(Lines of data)
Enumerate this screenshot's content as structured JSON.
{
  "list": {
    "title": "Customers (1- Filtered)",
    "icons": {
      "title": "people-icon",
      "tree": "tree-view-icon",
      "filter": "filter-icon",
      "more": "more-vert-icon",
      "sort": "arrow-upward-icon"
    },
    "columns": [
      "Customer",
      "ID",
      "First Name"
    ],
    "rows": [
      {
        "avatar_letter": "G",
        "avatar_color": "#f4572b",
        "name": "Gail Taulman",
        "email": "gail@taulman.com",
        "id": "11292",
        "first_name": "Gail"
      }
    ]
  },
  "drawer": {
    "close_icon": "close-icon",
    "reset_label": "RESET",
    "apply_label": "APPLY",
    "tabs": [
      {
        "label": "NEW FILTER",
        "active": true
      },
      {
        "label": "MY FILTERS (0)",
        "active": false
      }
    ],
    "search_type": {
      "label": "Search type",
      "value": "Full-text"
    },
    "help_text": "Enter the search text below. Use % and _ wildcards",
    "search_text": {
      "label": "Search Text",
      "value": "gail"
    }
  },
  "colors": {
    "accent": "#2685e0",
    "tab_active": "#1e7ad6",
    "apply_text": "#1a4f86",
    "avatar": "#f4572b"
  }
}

--

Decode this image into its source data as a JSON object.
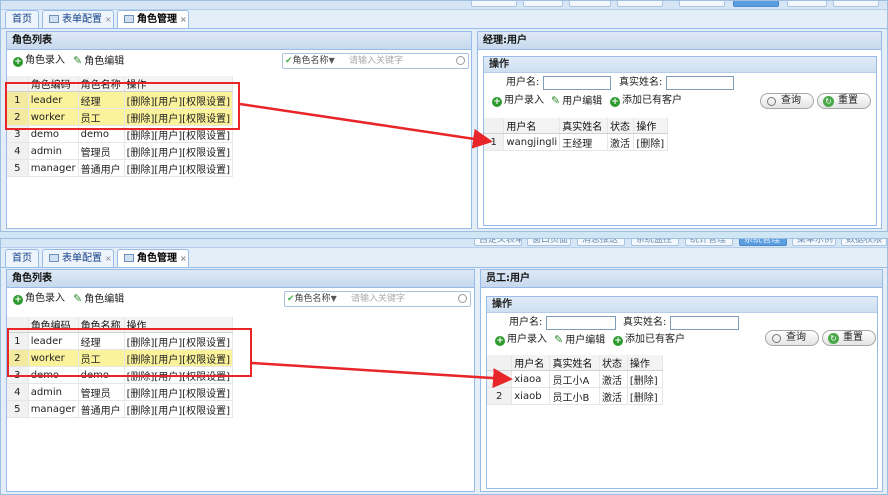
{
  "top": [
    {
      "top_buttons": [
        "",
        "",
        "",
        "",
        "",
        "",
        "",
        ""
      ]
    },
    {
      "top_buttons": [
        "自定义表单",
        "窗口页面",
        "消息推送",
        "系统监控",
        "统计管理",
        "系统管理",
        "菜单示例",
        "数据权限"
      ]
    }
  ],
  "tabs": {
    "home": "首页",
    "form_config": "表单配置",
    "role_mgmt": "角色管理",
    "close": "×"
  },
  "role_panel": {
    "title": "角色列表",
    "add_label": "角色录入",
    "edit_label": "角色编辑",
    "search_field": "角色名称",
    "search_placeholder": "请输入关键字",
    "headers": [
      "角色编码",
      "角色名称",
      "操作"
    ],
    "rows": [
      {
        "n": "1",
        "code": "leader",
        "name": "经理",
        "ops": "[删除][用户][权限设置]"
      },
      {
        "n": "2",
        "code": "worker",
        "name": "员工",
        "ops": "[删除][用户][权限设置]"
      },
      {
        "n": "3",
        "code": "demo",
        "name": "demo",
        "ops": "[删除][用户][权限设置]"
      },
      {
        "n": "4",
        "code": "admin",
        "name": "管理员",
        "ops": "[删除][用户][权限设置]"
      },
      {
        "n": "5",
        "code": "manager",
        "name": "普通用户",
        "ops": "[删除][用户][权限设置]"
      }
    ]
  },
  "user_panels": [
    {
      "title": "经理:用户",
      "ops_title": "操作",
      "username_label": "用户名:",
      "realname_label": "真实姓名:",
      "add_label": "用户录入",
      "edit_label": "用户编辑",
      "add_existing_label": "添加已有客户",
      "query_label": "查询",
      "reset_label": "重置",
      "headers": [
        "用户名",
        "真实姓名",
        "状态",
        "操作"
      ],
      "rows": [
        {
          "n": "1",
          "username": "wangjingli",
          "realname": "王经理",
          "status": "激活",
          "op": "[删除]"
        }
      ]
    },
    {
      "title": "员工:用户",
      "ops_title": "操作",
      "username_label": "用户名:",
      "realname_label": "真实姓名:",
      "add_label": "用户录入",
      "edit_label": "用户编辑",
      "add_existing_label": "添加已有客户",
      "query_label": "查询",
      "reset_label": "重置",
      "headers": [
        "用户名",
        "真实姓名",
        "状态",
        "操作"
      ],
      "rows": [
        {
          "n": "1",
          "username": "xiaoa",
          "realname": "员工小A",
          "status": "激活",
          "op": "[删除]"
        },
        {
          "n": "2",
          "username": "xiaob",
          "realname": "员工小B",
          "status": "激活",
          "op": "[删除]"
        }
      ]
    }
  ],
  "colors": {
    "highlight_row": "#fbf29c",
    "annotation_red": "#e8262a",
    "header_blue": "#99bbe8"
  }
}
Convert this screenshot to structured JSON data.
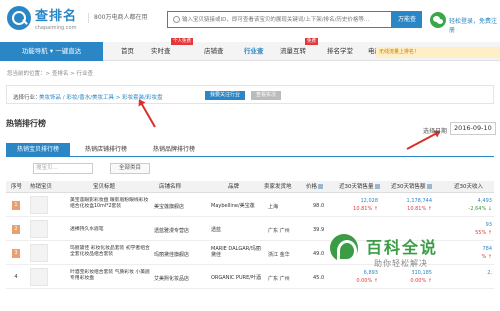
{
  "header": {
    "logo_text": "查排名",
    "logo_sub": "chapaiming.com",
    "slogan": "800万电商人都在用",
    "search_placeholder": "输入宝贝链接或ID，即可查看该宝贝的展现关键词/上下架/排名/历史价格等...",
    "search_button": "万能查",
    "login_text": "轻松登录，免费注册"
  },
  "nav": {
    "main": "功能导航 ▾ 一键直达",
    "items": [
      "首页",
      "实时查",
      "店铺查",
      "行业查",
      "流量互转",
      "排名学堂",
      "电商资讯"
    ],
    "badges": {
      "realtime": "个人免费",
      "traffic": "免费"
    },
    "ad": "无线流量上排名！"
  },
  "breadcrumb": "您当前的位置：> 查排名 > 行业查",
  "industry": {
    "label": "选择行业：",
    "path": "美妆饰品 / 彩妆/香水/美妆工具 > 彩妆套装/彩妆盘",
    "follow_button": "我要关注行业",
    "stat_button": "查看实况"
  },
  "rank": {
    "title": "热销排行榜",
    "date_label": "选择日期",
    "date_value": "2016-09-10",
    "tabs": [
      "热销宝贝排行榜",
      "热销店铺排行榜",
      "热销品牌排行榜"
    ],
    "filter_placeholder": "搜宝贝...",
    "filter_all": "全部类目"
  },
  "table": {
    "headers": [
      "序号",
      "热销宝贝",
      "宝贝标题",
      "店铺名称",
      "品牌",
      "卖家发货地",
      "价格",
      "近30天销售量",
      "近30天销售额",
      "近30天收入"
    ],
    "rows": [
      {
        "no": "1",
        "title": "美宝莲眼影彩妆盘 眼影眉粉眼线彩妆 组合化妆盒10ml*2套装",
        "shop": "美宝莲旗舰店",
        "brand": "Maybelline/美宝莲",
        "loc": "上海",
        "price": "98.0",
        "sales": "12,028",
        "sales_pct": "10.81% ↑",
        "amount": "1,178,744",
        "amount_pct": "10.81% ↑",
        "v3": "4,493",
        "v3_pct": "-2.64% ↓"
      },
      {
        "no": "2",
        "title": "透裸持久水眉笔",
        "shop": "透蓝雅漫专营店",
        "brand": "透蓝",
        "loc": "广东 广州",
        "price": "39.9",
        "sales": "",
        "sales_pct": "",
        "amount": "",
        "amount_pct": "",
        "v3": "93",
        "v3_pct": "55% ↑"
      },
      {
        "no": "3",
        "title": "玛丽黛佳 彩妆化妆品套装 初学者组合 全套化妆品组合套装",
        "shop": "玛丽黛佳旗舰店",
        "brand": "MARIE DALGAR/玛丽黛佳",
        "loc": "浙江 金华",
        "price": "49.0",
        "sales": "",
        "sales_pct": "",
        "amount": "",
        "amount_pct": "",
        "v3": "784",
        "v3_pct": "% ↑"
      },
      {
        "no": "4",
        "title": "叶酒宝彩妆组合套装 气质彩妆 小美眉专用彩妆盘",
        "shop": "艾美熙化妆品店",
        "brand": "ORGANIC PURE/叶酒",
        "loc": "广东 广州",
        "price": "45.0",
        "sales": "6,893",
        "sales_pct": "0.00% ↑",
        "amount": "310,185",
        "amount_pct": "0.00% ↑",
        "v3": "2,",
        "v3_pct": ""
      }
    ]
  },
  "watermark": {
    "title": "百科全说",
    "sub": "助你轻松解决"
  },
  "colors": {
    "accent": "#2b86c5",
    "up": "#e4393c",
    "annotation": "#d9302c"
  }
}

_Instructions for the task:_ Point out every line holding the string "brand" and copy it.

_Written solution:_
        "brand": "Maybelline/美宝莲",
        "brand": "透蓝",
        "brand": "MARIE DALGAR/玛丽黛佳",
        "brand": "ORGANIC PURE/叶酒",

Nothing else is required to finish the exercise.